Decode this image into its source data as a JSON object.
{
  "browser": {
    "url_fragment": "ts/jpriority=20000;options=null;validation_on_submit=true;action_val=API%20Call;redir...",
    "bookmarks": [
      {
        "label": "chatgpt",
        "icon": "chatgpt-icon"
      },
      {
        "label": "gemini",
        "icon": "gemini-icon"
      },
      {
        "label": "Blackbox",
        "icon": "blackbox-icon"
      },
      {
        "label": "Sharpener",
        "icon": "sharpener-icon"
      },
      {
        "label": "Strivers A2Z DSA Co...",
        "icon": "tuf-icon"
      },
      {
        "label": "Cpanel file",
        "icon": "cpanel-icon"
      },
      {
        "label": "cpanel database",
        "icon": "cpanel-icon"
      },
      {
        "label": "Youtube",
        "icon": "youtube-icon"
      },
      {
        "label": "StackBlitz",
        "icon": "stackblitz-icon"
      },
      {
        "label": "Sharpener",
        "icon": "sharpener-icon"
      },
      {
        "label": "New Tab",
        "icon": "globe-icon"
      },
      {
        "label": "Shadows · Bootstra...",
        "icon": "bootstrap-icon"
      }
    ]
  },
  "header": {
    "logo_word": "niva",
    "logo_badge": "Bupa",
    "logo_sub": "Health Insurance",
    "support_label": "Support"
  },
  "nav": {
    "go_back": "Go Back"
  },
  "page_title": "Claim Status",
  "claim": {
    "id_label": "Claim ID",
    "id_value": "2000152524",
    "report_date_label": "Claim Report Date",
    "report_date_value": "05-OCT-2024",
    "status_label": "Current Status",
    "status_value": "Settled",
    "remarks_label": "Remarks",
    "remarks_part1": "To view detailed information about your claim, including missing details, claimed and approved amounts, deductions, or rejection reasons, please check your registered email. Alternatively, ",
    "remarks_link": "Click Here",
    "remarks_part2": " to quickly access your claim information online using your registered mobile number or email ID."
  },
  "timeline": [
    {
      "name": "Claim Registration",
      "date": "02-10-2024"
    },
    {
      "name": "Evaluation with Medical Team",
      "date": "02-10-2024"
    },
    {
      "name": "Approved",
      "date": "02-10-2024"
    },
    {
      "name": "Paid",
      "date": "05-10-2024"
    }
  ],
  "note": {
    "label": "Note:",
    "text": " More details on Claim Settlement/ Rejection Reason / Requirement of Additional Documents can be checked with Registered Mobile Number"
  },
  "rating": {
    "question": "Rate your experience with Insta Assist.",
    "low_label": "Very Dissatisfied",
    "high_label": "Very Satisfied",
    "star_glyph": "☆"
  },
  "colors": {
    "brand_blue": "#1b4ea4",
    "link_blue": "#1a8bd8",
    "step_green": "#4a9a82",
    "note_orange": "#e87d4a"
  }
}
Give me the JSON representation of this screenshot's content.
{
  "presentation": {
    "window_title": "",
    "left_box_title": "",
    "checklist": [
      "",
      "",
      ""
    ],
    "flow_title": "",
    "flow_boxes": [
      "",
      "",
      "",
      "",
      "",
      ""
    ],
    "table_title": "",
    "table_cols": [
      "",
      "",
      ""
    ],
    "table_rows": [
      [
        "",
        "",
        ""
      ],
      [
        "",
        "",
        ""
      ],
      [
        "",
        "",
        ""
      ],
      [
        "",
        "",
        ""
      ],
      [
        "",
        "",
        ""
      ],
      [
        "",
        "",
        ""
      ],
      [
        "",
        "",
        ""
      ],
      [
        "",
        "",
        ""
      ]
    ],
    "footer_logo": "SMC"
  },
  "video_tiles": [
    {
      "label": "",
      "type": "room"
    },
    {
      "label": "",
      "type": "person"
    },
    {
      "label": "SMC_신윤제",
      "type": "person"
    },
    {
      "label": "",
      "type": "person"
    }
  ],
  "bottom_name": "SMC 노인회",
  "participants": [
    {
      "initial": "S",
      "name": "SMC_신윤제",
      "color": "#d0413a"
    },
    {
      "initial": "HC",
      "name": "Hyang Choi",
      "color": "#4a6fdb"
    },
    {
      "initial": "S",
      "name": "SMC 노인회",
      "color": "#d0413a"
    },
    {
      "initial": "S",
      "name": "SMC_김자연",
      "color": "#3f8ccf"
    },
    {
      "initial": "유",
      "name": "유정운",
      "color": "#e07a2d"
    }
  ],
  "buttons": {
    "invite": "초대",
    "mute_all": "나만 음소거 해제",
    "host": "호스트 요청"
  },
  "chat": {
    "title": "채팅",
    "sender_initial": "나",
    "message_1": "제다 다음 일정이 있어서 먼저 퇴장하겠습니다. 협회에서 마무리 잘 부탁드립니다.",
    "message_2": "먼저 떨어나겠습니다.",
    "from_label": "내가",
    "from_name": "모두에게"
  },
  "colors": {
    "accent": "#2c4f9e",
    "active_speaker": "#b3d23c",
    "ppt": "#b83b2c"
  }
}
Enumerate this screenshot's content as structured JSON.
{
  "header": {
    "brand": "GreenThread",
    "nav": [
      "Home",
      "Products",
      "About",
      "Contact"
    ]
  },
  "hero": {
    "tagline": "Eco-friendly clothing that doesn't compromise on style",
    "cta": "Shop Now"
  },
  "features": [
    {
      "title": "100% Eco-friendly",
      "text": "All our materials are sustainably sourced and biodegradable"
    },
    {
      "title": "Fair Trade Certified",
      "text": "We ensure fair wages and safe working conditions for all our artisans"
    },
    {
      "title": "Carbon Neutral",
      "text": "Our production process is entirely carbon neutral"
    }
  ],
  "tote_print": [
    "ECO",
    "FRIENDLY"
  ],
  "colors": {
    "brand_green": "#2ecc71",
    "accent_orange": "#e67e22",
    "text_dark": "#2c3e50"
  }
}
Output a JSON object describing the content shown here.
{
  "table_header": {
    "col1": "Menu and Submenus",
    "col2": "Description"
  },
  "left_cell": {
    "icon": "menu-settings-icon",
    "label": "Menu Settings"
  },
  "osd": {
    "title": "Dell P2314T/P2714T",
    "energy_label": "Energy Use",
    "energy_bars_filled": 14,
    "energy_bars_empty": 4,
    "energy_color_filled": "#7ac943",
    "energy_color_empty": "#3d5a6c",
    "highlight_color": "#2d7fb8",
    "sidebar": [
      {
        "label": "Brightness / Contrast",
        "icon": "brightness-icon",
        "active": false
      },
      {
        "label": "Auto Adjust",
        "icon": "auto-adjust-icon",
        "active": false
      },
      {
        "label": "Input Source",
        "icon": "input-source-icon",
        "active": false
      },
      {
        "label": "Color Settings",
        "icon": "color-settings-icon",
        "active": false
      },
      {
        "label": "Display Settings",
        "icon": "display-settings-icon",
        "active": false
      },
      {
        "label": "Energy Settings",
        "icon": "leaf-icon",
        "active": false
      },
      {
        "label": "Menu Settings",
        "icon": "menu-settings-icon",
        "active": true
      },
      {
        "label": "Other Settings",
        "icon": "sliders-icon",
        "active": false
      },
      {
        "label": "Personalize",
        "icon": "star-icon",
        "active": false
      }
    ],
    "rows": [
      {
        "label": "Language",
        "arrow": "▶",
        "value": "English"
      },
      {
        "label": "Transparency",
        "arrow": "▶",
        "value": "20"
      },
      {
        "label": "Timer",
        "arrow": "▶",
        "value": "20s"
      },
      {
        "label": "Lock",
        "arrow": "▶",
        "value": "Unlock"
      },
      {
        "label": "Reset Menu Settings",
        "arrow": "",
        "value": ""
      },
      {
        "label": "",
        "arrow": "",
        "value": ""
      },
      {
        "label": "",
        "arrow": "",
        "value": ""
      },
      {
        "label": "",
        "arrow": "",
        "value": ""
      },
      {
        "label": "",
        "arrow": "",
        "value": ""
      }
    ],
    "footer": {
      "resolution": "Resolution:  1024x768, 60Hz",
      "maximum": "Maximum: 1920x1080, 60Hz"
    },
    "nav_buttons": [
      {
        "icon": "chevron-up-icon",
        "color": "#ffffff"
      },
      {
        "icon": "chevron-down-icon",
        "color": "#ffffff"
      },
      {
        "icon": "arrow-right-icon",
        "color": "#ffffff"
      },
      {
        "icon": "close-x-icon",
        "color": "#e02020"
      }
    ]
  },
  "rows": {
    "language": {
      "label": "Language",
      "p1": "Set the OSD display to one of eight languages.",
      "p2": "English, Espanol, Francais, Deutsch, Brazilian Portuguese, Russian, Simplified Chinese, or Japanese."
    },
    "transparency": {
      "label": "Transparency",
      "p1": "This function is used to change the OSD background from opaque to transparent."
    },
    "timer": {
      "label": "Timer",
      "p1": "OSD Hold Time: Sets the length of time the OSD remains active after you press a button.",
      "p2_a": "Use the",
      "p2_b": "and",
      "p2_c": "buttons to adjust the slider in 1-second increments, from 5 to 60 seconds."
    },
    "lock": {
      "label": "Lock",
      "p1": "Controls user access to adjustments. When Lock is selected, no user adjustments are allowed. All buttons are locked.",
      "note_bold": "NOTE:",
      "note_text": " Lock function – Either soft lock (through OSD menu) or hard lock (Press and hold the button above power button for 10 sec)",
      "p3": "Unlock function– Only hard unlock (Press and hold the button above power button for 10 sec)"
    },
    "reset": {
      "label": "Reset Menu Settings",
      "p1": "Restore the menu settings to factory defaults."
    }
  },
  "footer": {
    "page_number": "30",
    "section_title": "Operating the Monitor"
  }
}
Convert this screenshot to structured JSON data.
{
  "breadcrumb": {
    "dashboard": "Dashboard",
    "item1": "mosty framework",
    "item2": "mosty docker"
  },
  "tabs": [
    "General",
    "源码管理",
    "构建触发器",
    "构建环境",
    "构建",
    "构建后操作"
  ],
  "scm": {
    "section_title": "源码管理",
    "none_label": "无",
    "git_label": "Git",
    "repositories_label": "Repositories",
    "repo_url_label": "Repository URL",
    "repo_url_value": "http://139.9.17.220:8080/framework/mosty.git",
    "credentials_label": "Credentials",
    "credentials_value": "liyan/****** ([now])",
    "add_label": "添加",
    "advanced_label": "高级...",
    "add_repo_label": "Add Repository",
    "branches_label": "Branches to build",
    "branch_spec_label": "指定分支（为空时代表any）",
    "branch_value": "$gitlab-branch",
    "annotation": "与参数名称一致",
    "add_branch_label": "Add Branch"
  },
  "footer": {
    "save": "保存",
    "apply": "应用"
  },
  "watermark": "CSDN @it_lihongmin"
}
□ □ □ □ □ □ □
YOUR INSTRUCTIONS – Identify the lines in the entries above that contain "mosty", then copy them out.

SOLUTION TO THE PROBLEM –
    "item1": "mosty framework",
    "item2": "mosty docker"
    "repo_url_value": "http://139.9.17.220:8080/framework/mosty.git",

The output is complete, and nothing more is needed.